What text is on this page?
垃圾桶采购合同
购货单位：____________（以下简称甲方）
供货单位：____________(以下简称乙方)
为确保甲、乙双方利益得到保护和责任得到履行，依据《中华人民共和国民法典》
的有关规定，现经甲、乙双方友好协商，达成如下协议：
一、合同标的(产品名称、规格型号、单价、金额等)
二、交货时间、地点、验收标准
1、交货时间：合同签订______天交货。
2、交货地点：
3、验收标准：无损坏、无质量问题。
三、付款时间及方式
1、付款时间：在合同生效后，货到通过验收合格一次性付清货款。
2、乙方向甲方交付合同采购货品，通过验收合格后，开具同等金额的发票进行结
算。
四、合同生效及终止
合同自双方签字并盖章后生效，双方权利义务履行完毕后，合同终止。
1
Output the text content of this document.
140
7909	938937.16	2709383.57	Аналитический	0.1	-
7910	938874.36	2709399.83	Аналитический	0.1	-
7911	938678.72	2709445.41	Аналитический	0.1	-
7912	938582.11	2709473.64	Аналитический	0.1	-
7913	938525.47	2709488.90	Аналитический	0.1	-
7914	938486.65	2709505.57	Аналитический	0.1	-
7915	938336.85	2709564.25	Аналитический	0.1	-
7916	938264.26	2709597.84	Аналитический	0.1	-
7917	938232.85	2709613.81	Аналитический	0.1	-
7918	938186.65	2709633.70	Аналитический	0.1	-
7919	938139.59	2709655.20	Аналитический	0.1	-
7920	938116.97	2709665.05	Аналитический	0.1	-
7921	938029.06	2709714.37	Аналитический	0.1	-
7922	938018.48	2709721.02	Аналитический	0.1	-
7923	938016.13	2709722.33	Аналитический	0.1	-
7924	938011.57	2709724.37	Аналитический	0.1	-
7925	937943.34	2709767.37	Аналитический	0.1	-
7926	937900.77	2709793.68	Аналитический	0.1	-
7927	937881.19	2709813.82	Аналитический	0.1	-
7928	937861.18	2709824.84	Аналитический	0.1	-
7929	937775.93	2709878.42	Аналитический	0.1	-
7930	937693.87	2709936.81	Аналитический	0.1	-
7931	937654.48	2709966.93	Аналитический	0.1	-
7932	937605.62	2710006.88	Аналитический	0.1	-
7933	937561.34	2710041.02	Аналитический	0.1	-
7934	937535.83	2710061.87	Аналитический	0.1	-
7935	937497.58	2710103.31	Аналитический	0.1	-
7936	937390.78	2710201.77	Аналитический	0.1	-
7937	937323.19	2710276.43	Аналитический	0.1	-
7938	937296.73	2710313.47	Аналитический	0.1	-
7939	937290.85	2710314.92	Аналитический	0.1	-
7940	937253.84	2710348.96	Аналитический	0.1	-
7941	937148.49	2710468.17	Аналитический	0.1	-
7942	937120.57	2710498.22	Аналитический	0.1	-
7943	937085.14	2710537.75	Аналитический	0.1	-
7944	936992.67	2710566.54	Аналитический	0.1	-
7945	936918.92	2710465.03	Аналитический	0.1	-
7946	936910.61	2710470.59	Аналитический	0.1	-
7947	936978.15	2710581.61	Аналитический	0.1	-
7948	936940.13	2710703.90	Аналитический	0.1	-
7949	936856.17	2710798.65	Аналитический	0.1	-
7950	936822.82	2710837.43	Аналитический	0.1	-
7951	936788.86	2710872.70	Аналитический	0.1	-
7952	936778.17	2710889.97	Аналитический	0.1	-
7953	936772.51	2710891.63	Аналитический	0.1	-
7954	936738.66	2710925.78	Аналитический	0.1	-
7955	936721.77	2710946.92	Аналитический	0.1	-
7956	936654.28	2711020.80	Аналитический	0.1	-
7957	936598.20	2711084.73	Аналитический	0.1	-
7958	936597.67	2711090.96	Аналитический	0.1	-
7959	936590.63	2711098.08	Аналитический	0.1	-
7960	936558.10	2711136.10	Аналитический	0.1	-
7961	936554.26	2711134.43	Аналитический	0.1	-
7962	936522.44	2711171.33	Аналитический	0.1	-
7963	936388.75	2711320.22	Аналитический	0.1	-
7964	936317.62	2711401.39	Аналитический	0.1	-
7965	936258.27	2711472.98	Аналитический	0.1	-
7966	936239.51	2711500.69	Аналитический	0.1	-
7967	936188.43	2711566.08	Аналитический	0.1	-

■ TO BE DONE:
Give the listing again, word for word.

■ RESULT FOR THIS TASK:
What text is on this page?
垃圾桶采购合同
购货单位：____________（以下简称甲方）
供货单位：____________(以下简称乙方)
为确保甲、乙双方利益得到保护和责任得到履行，依据《中华人民共和国民法典》
的有关规定，现经甲、乙双方友好协商，达成如下协议：
一、合同标的(产品名称、规格型号、单价、金额等)
二、交货时间、地点、验收标准
1、交货时间：合同签订______天交货。
2、交货地点：
3、验收标准：无损坏、无质量问题。
三、付款时间及方式
1、付款时间：在合同生效后，货到通过验收合格一次性付清货款。
2、乙方向甲方交付合同采购货品，通过验收合格后，开具同等金额的发票进行结
算。
四、合同生效及终止
合同自双方签字并盖章后生效，双方权利义务履行完毕后，合同终止。
1
Output the text content of this document.
140
7909	938937.16	2709383.57	Аналитический	0.1	-
7910	938874.36	2709399.83	Аналитический	0.1	-
7911	938678.72	2709445.41	Аналитический	0.1	-
7912	938582.11	2709473.64	Аналитический	0.1	-
7913	938525.47	2709488.90	Аналитический	0.1	-
7914	938486.65	2709505.57	Аналитический	0.1	-
7915	938336.85	2709564.25	Аналитический	0.1	-
7916	938264.26	2709597.84	Аналитический	0.1	-
7917	938232.85	2709613.81	Аналитический	0.1	-
7918	938186.65	2709633.70	Аналитический	0.1	-
7919	938139.59	2709655.20	Аналитический	0.1	-
7920	938116.97	2709665.05	Аналитический	0.1	-
7921	938029.06	2709714.37	Аналитический	0.1	-
7922	938018.48	2709721.02	Аналитический	0.1	-
7923	938016.13	2709722.33	Аналитический	0.1	-
7924	938011.57	2709724.37	Аналитический	0.1	-
7925	937943.34	2709767.37	Аналитический	0.1	-
7926	937900.77	2709793.68	Аналитический	0.1	-
7927	937881.19	2709813.82	Аналитический	0.1	-
7928	937861.18	2709824.84	Аналитический	0.1	-
7929	937775.93	2709878.42	Аналитический	0.1	-
7930	937693.87	2709936.81	Аналитический	0.1	-
7931	937654.48	2709966.93	Аналитический	0.1	-
7932	937605.62	2710006.88	Аналитический	0.1	-
7933	937561.34	2710041.02	Аналитический	0.1	-
7934	937535.83	2710061.87	Аналитический	0.1	-
7935	937497.58	2710103.31	Аналитический	0.1	-
7936	937390.78	2710201.77	Аналитический	0.1	-
7937	937323.19	2710276.43	Аналитический	0.1	-
7938	937296.73	2710313.47	Аналитический	0.1	-
7939	937290.85	2710314.92	Аналитический	0.1	-
7940	937253.84	2710348.96	Аналитический	0.1	-
7941	937148.49	2710468.17	Аналитический	0.1	-
7942	937120.57	2710498.22	Аналитический	0.1	-
7943	937085.14	2710537.75	Аналитический	0.1	-
7944	936992.67	2710566.54	Аналитический	0.1	-
7945	936918.92	2710465.03	Аналитический	0.1	-
7946	936910.61	2710470.59	Аналитический	0.1	-
7947	936978.15	2710581.61	Аналитический	0.1	-
7948	936940.13	2710703.90	Аналитический	0.1	-
7949	936856.17	2710798.65	Аналитический	0.1	-
7950	936822.82	2710837.43	Аналитический	0.1	-
7951	936788.86	2710872.70	Аналитический	0.1	-
7952	936778.17	2710889.97	Аналитический	0.1	-
7953	936772.51	2710891.63	Аналитический	0.1	-
7954	936738.66	2710925.78	Аналитический	0.1	-
7955	936721.77	2710946.92	Аналитический	0.1	-
7956	936654.28	2711020.80	Аналитический	0.1	-
7957	936598.20	2711084.73	Аналитический	0.1	-
7958	936597.67	2711090.96	Аналитический	0.1	-
7959	936590.63	2711098.08	Аналитический	0.1	-
7960	936558.10	2711136.10	Аналитический	0.1	-
7961	936554.26	2711134.43	Аналитический	0.1	-
7962	936522.44	2711171.33	Аналитический	0.1	-
7963	936388.75	2711320.22	Аналитический	0.1	-
7964	936317.62	2711401.39	Аналитический	0.1	-
7965	936258.27	2711472.98	Аналитический	0.1	-
7966	936239.51	2711500.69	Аналитический	0.1	-
7967	936188.43	2711566.08	Аналитический	0.1	-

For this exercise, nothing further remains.